## START Provided records
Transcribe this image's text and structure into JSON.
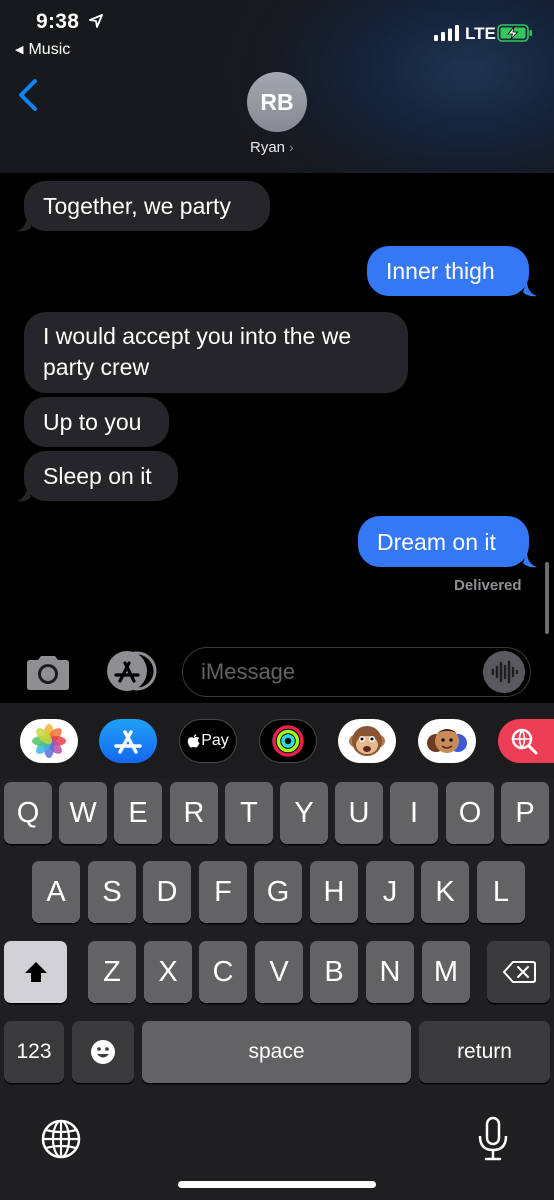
{
  "status": {
    "time": "9:38",
    "back_app": "Music",
    "carrier": "LTE"
  },
  "header": {
    "avatar_initials": "RB",
    "contact_name": "Ryan"
  },
  "messages": [
    {
      "text": "Together, we party",
      "direction": "incoming"
    },
    {
      "text": "Inner thigh",
      "direction": "outgoing"
    },
    {
      "text": "I would accept you into the we party crew",
      "direction": "incoming"
    },
    {
      "text": "Up to you",
      "direction": "incoming"
    },
    {
      "text": "Sleep on it",
      "direction": "incoming"
    },
    {
      "text": "Dream on it",
      "direction": "outgoing"
    }
  ],
  "delivery_status": "Delivered",
  "input": {
    "placeholder": "iMessage"
  },
  "apps": {
    "apple_pay": "Pay",
    "icons": [
      "photos-icon",
      "app-store-icon",
      "apple-pay-icon",
      "activity-icon",
      "memoji-monkey-icon",
      "memoji-stickers-icon",
      "web-search-icon"
    ]
  },
  "keyboard": {
    "row1": [
      "Q",
      "W",
      "E",
      "R",
      "T",
      "Y",
      "U",
      "I",
      "O",
      "P"
    ],
    "row2": [
      "A",
      "S",
      "D",
      "F",
      "G",
      "H",
      "J",
      "K",
      "L"
    ],
    "row3": [
      "Z",
      "X",
      "C",
      "V",
      "B",
      "N",
      "M"
    ],
    "numbers": "123",
    "space": "space",
    "return": "return"
  },
  "colors": {
    "outgoing_bubble": "#3478f6",
    "incoming_bubble": "#26252a",
    "accent": "#0a84ff"
  }
}
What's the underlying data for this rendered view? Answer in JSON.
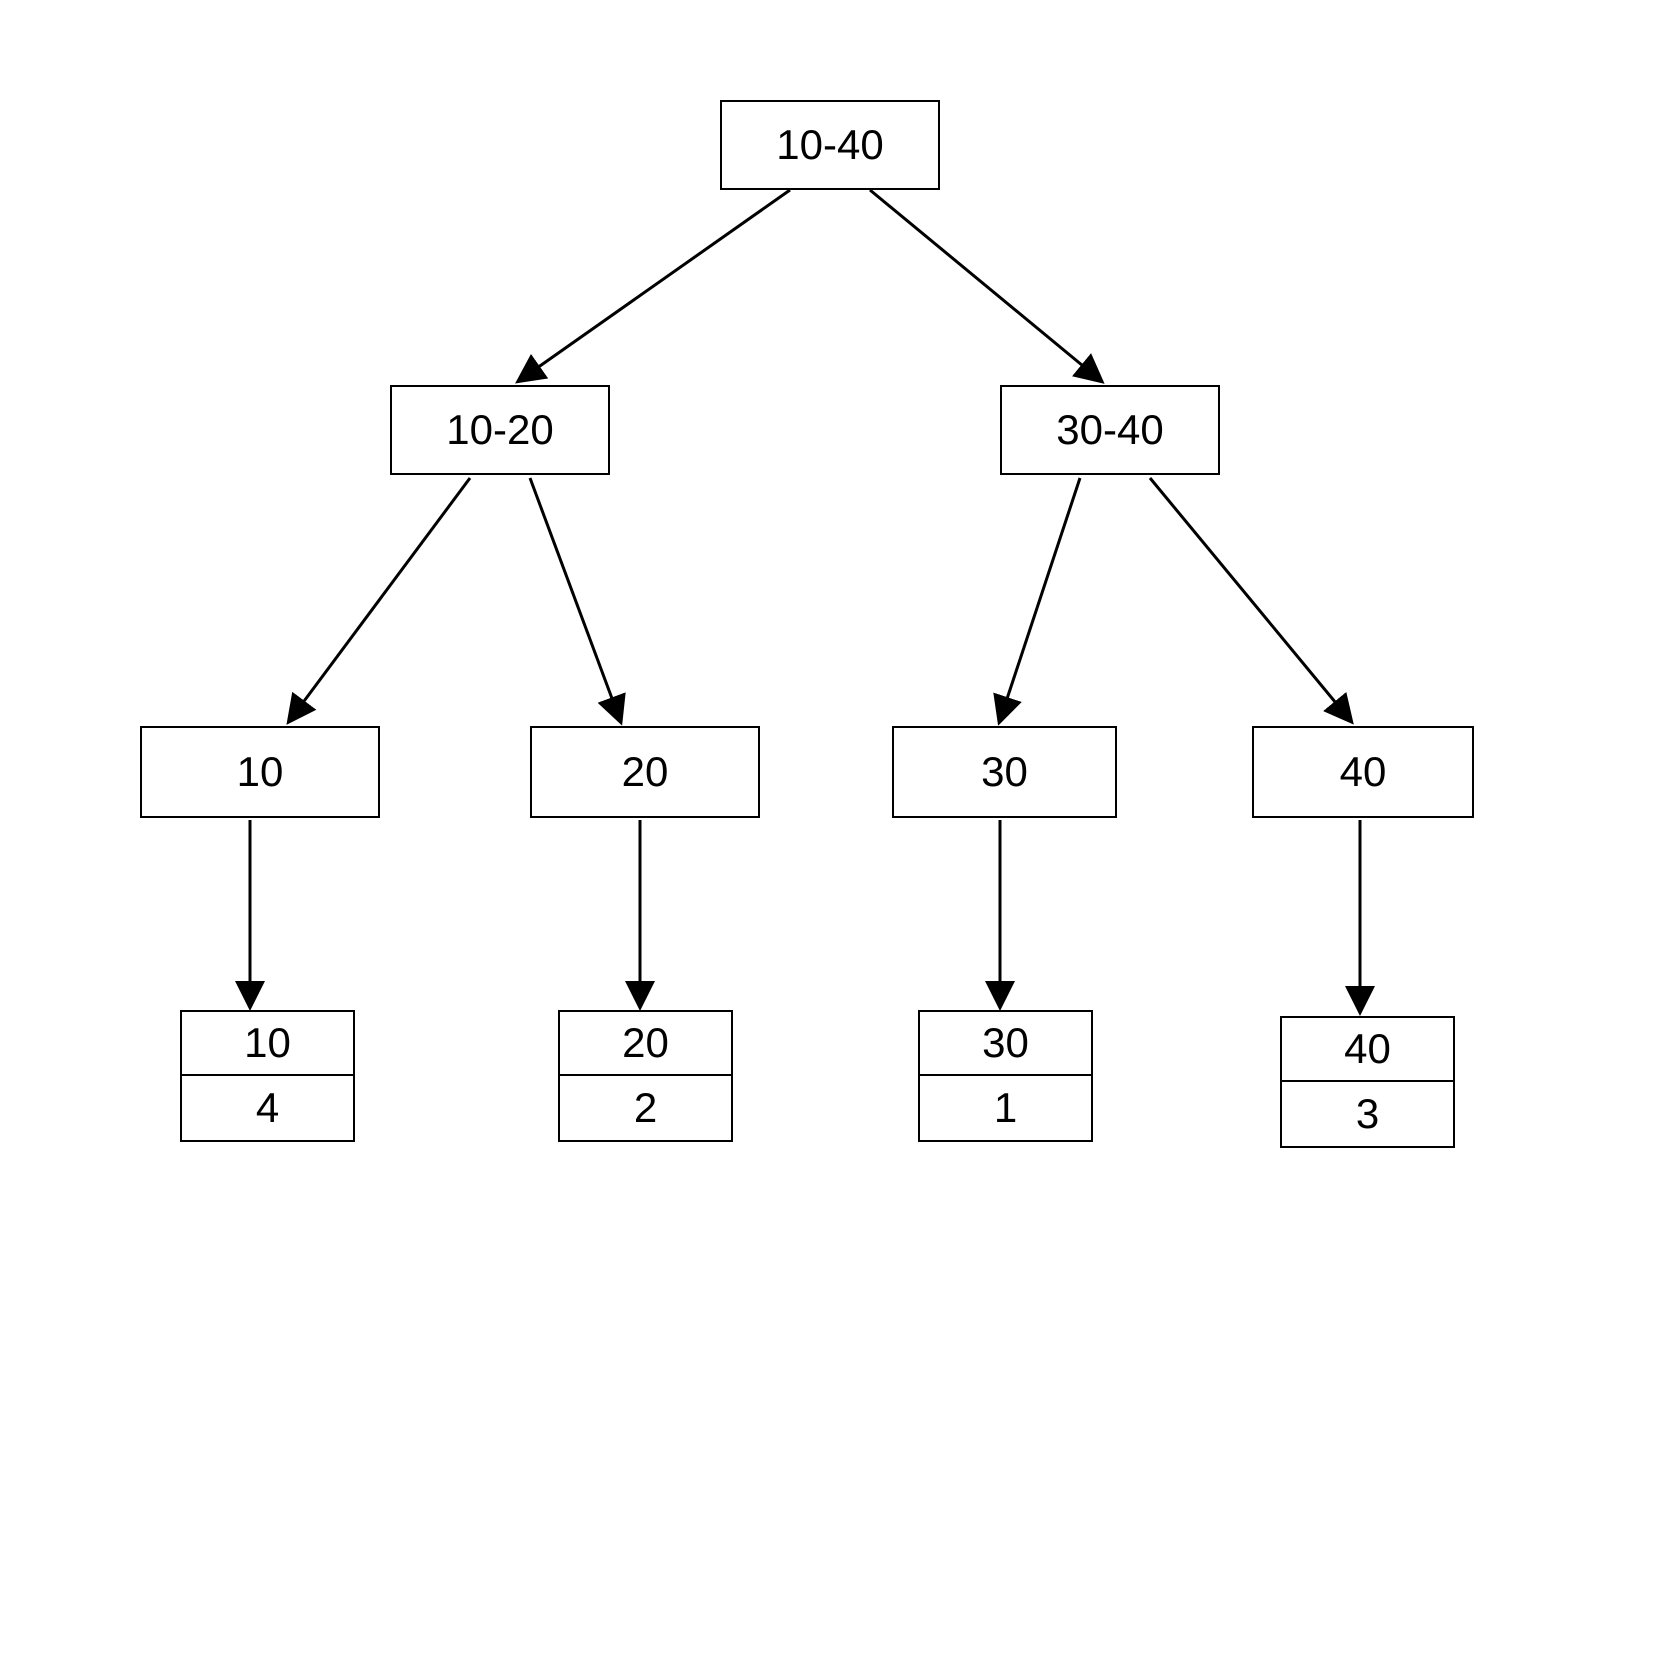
## END Provided records
* _Exercise brief_
Go through the listing above and pull out each line containing the word "into".

* _Solved problem_
Transcribe this image's text and structure into JSON.
      "text": "I would accept you into the we party crew",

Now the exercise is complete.